(Dataset items)
====

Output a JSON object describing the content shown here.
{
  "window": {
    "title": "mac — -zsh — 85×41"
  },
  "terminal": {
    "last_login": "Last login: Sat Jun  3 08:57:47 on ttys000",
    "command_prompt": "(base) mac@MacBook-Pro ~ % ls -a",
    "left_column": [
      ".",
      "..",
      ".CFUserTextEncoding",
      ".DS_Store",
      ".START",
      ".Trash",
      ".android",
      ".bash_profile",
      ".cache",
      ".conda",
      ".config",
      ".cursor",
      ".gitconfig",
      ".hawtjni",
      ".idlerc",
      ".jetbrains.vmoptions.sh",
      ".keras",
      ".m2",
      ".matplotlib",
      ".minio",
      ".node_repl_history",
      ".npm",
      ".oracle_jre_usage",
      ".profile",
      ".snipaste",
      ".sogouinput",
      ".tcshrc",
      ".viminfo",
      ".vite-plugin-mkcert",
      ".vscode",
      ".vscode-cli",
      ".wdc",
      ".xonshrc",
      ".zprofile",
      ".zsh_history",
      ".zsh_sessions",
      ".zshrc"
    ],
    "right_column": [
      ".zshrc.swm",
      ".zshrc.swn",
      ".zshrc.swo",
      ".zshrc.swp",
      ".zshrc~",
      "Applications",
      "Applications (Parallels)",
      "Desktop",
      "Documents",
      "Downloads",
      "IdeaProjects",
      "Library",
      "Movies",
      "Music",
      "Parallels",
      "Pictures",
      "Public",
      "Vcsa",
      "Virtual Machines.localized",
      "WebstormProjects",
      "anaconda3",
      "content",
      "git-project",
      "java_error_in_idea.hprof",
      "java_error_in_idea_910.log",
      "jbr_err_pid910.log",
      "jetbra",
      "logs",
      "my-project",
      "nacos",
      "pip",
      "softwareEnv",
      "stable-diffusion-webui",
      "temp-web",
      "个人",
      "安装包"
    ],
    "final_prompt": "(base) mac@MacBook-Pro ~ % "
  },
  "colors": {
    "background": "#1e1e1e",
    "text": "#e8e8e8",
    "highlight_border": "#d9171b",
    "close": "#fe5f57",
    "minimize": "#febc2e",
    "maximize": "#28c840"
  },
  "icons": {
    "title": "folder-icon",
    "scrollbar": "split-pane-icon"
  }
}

====

_What the exercise asks:_ Review the material and copy each line in which the word "MacBook" appears.

_Result of the exercise:_
    "command_prompt": "(base) mac@MacBook-Pro ~ % ls -a",
    "final_prompt": "(base) mac@MacBook-Pro ~ % "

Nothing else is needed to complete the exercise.